* **What the task asks**:
Return every record below exactly as written, omitting any pictures.

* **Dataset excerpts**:
— START —

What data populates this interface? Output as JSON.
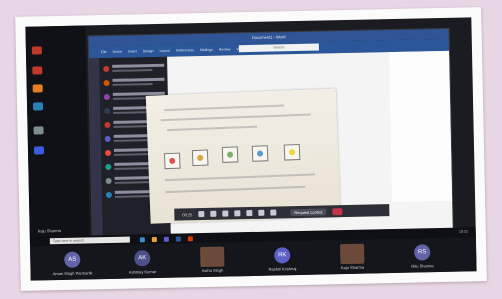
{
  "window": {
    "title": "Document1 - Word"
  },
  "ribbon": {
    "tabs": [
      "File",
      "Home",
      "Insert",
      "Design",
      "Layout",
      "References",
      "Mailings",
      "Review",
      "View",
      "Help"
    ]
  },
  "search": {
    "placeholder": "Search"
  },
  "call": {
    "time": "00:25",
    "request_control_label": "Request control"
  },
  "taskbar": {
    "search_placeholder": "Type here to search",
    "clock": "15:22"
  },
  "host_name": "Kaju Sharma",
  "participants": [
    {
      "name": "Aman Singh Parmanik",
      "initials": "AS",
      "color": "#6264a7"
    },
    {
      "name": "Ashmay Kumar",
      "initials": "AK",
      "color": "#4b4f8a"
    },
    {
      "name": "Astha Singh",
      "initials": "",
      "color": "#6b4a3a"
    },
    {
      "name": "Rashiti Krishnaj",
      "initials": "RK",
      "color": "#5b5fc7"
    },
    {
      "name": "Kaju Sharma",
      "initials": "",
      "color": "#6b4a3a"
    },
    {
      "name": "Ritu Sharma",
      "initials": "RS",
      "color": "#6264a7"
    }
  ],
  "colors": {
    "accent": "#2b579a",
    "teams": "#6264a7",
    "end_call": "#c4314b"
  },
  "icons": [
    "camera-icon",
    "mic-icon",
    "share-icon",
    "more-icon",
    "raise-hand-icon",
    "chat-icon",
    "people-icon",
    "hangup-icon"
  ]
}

— END —

* **The reply**:
What data populates this interface? Output as JSON.
{
  "window": {
    "title": "Document1 - Word"
  },
  "ribbon": {
    "tabs": [
      "File",
      "Home",
      "Insert",
      "Design",
      "Layout",
      "References",
      "Mailings",
      "Review",
      "View",
      "Help"
    ]
  },
  "search": {
    "placeholder": "Search"
  },
  "call": {
    "time": "00:25",
    "request_control_label": "Request control"
  },
  "taskbar": {
    "search_placeholder": "Type here to search",
    "clock": "15:22"
  },
  "host_name": "Kaju Sharma",
  "participants": [
    {
      "name": "Aman Singh Parmanik",
      "initials": "AS",
      "color": "#6264a7"
    },
    {
      "name": "Ashmay Kumar",
      "initials": "AK",
      "color": "#4b4f8a"
    },
    {
      "name": "Astha Singh",
      "initials": "",
      "color": "#6b4a3a"
    },
    {
      "name": "Rashiti Krishnaj",
      "initials": "RK",
      "color": "#5b5fc7"
    },
    {
      "name": "Kaju Sharma",
      "initials": "",
      "color": "#6b4a3a"
    },
    {
      "name": "Ritu Sharma",
      "initials": "RS",
      "color": "#6264a7"
    }
  ],
  "colors": {
    "accent": "#2b579a",
    "teams": "#6264a7",
    "end_call": "#c4314b"
  },
  "icons": [
    "camera-icon",
    "mic-icon",
    "share-icon",
    "more-icon",
    "raise-hand-icon",
    "chat-icon",
    "people-icon",
    "hangup-icon"
  ]
}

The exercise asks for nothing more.